**Data in this exercise**

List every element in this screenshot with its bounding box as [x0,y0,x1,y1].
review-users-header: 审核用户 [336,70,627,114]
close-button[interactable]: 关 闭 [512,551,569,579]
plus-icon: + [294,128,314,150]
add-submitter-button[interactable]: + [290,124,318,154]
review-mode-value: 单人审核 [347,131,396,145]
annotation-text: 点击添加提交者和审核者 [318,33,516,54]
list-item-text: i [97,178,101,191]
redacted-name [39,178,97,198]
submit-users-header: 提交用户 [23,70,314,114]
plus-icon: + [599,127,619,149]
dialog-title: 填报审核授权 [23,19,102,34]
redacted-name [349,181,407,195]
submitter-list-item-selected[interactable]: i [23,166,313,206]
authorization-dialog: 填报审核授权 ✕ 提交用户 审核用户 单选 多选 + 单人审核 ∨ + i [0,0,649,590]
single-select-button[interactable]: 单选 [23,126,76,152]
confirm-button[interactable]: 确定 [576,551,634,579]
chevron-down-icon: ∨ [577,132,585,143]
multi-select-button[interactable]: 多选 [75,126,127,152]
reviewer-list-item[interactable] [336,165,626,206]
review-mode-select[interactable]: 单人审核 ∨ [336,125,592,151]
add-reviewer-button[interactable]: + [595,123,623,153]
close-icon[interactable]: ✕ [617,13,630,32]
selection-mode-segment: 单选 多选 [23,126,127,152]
...
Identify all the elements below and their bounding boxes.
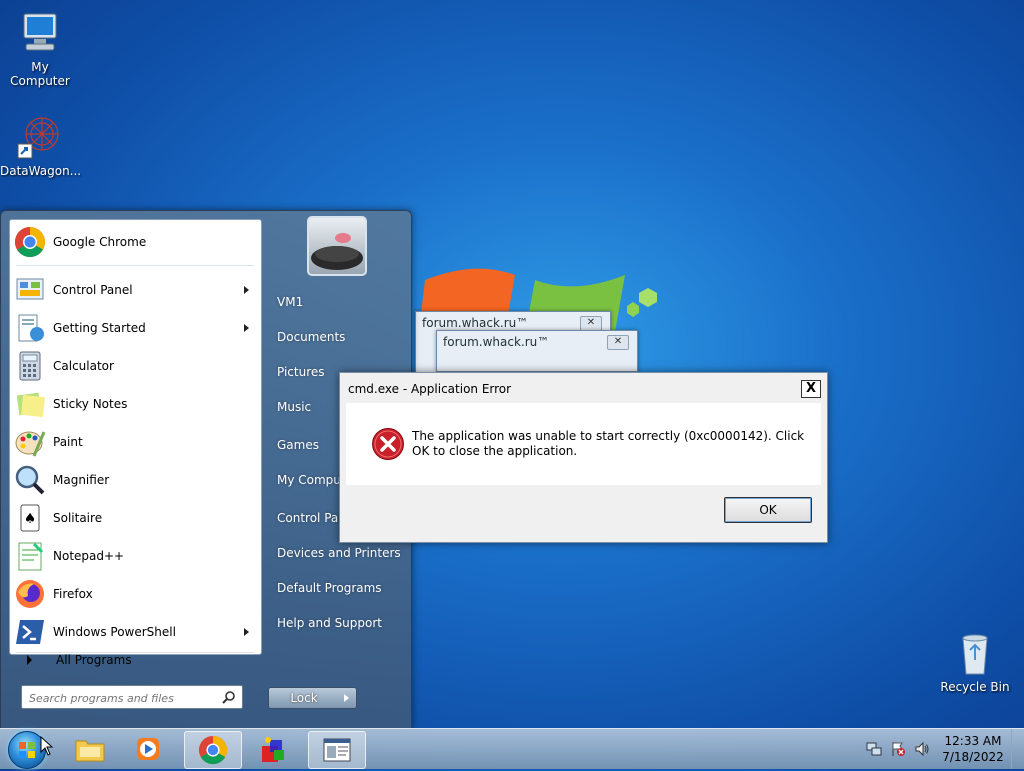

**Task requirements**
Format the lines of the material from the line containing "List every element" through the line containing "submitter-list-item-selected[interactable]: i [23,166,313,206]", inclusive, as a JSON list of strings. Use one string per line and leave out blank lines.

**Result of this exercise**
[
  "List every element in this screenshot with its bounding box as [x0,y0,x1,y1].",
  "review-users-header: 审核用户 [336,70,627,114]",
  "close-button[interactable]: 关 闭 [512,551,569,579]",
  "plus-icon: + [294,128,314,150]",
  "add-submitter-button[interactable]: + [290,124,318,154]",
  "review-mode-value: 单人审核 [347,131,396,145]",
  "annotation-text: 点击添加提交者和审核者 [318,33,516,54]",
  "list-item-text: i [97,178,101,191]",
  "redacted-name [39,178,97,198]",
  "submit-users-header: 提交用户 [23,70,314,114]",
  "plus-icon: + [599,127,619,149]",
  "dialog-title: 填报审核授权 [23,19,102,34]",
  "redacted-name [349,181,407,195]",
  "submitter-list-item-selected[interactable]: i [23,166,313,206]"
]